◆ **Problems to solve**
**A)** Please print the passage of the FxCop and StyleCop discussion from "Also FxCop analyzes" to "Jader Dias' post.".
**B)** In the FxCop and StyleCop discussion, what does StyleCop focus on?
**C)** Render this sentence from the FxCop and StyleCop discussion in Spanish: "Also FxCop analyzes the IL while StyleCop analyzes the source code directly."

◆ **Text section**
- Opening Delimiter -

I used previously StyleCop + FxCop on my Visual Studio's projects. But now I am testing Visual Studio Code Analysis tool, which is easier to integrate into MSBuild, and I have found that this tools analyses some of the rules of both FxCop and StyleCop.
Is this tool a full replacement for both FxCop and StyleCop or does it just implement some of their rules?
Until now my googling resulted in the following answer:
http://blogs.msdn.com/bharry/archive/2008/07/19/clearing-up-confusion.aspx
states:
"We found that StyleCop is, in fact, a very useful tool and it does things FxCop and TeamDev doesn't do (and it doesn't do the things they do). It is a wonderful complementary tool. StyleCop is a tool for doing coding style checking to verify that source code is formatted the way you want and follows the style guidelines for conventions. While there is some overlap with FxCop (like checking identifier capitalization), the overlap is miniscule as StyleCop does not do the deep analysis that the other static analysis tools do to enable code correctness checks, security checks, etc."
But I'm not sure if the "TeamDev" is the same thing as "Visual Studio's Code Analysis"
My understanding is that Visual Studio Code Analysis is basically a slightly modified version of FxCop. From my experience they are almost the same thing (in fact I believe Code Analysis uses the FxCop executable behind the scenes).
Although there is overlap between FxCop/CodeAnalysis and StyleCop; FxCop tends to focus more on design rules and StyleCop is focusing on coding style (casing, white space, indents, etc).
Also FxCop analyzes the IL while StyleCop analyzes the source code directly. This imposes a different set of restrictions on what rules they can each enforce.
Visual Studio includes FxCop + more.
From the developer blog of FxCop:
A developer blog also gave the exact rules which are in each.
As for StyleCop, it's independent of VS Code Analysis as described in this blog post, which links to Jader Dias' post.

- Closing Delimiter -

◆ **Supplied information**
- Opening Delimiter -

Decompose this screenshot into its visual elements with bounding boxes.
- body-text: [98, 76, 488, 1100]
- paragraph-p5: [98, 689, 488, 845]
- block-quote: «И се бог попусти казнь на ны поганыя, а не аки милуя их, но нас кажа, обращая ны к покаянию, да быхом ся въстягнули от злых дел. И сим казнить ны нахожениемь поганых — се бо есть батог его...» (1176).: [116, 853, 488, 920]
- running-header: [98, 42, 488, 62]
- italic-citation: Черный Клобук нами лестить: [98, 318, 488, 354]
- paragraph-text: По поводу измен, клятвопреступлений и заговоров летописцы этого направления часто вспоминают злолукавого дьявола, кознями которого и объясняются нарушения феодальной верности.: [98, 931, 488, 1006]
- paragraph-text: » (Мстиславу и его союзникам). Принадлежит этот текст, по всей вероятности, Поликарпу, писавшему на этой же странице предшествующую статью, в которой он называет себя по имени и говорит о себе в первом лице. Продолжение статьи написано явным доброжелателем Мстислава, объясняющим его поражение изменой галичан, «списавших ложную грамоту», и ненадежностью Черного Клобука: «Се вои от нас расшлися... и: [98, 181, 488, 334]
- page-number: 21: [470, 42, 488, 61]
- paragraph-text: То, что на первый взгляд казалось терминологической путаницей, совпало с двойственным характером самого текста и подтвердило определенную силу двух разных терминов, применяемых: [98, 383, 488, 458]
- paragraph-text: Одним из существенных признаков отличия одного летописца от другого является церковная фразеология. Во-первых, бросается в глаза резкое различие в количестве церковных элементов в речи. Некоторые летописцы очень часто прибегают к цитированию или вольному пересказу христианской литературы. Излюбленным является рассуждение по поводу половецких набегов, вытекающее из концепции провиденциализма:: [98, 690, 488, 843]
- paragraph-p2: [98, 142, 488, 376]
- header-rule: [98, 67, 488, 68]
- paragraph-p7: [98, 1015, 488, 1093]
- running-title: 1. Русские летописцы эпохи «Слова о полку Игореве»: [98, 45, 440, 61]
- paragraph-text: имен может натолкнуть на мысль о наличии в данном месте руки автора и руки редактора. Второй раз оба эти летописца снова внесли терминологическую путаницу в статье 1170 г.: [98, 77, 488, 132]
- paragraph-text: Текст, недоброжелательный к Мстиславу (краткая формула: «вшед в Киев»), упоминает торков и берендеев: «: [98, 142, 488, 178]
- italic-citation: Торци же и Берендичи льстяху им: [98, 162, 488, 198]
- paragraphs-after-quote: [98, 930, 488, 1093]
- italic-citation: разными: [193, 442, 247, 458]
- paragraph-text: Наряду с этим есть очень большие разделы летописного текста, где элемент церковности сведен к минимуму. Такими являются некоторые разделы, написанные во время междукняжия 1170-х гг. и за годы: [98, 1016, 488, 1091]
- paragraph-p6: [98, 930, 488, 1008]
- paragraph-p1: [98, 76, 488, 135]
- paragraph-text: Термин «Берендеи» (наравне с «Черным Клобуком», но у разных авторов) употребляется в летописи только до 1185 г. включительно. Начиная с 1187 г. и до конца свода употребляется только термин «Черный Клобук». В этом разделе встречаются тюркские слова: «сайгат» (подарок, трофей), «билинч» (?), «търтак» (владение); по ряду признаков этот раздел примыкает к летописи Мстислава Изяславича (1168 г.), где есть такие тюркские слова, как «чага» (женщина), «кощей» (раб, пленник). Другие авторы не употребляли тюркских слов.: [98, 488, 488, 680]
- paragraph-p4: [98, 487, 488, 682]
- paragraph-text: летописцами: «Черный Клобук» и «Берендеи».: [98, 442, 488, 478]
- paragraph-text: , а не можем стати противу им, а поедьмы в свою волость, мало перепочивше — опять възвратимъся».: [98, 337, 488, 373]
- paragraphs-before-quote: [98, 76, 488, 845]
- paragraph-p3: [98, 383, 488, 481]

- Closing Delimiter -

◆ **Task-by-task outputs**
**A)**
Also FxCop analyzes the IL while StyleCop analyzes the source code directly. This imposes a different set of restrictions on what rules they can each enforce.
Visual Studio includes FxCop + more.
From the developer blog of FxCop:
A developer blog also gave the exact rules which are in each.
As for StyleCop, it's independent of VS Code Analysis as described in this blog post, which links to Jader Dias' post.

**B)** StyleCop focuses on coding style, such as casing, white space, and indents.

**C)** Además, FxCop analiza el IL, mientras que StyleCop analiza directamente el código fuente.